▶ _PROMPT_: Make an exact copy of the lines, leaving the pictures out.

Figure collection entries
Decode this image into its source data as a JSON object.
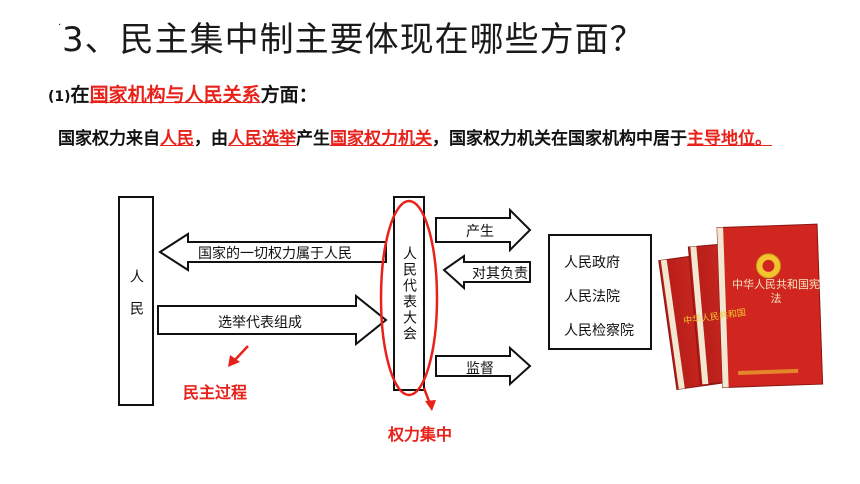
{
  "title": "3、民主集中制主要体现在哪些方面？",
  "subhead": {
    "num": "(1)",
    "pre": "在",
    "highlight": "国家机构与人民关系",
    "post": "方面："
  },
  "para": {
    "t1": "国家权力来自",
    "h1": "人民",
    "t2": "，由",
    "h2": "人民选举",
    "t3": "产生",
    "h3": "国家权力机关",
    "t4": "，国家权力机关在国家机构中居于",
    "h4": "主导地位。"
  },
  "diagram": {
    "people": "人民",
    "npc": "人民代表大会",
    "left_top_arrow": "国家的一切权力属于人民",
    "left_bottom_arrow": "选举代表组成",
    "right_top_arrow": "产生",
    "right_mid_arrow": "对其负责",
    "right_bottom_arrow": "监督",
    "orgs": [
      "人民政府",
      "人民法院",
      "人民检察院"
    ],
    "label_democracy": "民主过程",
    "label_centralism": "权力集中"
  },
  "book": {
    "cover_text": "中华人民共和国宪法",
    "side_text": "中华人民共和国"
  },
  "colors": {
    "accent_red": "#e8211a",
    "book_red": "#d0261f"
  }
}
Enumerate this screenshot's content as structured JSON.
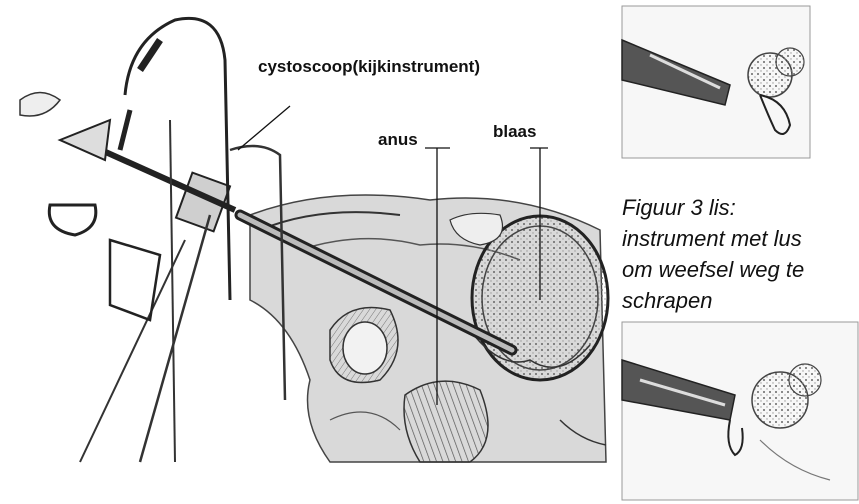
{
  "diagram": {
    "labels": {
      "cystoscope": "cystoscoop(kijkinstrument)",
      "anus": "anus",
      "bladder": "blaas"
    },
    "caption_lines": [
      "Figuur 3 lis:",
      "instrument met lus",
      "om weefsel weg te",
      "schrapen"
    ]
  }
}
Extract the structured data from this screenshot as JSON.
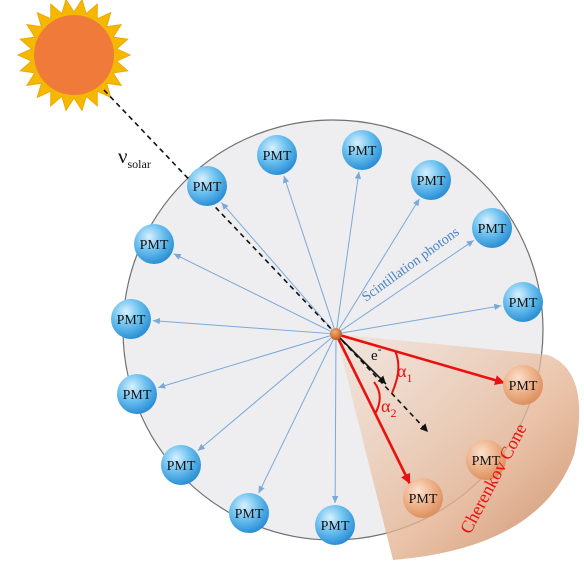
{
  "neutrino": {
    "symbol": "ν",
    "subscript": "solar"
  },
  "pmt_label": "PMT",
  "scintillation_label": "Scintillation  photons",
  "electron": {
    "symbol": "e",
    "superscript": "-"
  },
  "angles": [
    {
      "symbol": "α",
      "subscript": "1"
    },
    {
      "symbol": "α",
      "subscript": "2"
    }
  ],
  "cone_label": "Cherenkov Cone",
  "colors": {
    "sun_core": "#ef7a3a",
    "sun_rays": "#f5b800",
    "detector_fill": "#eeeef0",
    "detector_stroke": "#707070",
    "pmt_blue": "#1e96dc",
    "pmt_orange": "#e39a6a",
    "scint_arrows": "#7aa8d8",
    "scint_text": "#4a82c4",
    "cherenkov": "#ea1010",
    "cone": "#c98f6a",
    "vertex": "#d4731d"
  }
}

▶ _WORKED SOLUTION_:
Decode this image into its source data as a JSON object.
{
  "title": "3、民主集中制主要体现在哪些方面？",
  "subhead": {
    "num": "(1)",
    "pre": "在",
    "highlight": "国家机构与人民关系",
    "post": "方面："
  },
  "para": {
    "t1": "国家权力来自",
    "h1": "人民",
    "t2": "，由",
    "h2": "人民选举",
    "t3": "产生",
    "h3": "国家权力机关",
    "t4": "，国家权力机关在国家机构中居于",
    "h4": "主导地位。"
  },
  "diagram": {
    "people": "人民",
    "npc": "人民代表大会",
    "left_top_arrow": "国家的一切权力属于人民",
    "left_bottom_arrow": "选举代表组成",
    "right_top_arrow": "产生",
    "right_mid_arrow": "对其负责",
    "right_bottom_arrow": "监督",
    "orgs": [
      "人民政府",
      "人民法院",
      "人民检察院"
    ],
    "label_democracy": "民主过程",
    "label_centralism": "权力集中"
  },
  "book": {
    "cover_text": "中华人民共和国宪法",
    "side_text": "中华人民共和国"
  },
  "colors": {
    "accent_red": "#e8211a",
    "book_red": "#d0261f"
  }
}
Enumerate this screenshot's content as structured JSON.
{
  "diagram": {
    "labels": {
      "cystoscope": "cystoscoop(kijkinstrument)",
      "anus": "anus",
      "bladder": "blaas"
    },
    "caption_lines": [
      "Figuur 3 lis:",
      "instrument met lus",
      "om weefsel weg te",
      "schrapen"
    ]
  }
}
Extract the structured data from this screenshot as JSON.
{
  "neutrino": {
    "symbol": "ν",
    "subscript": "solar"
  },
  "pmt_label": "PMT",
  "scintillation_label": "Scintillation  photons",
  "electron": {
    "symbol": "e",
    "superscript": "-"
  },
  "angles": [
    {
      "symbol": "α",
      "subscript": "1"
    },
    {
      "symbol": "α",
      "subscript": "2"
    }
  ],
  "cone_label": "Cherenkov Cone",
  "colors": {
    "sun_core": "#ef7a3a",
    "sun_rays": "#f5b800",
    "detector_fill": "#eeeef0",
    "detector_stroke": "#707070",
    "pmt_blue": "#1e96dc",
    "pmt_orange": "#e39a6a",
    "scint_arrows": "#7aa8d8",
    "scint_text": "#4a82c4",
    "cherenkov": "#ea1010",
    "cone": "#c98f6a",
    "vertex": "#d4731d"
  }
}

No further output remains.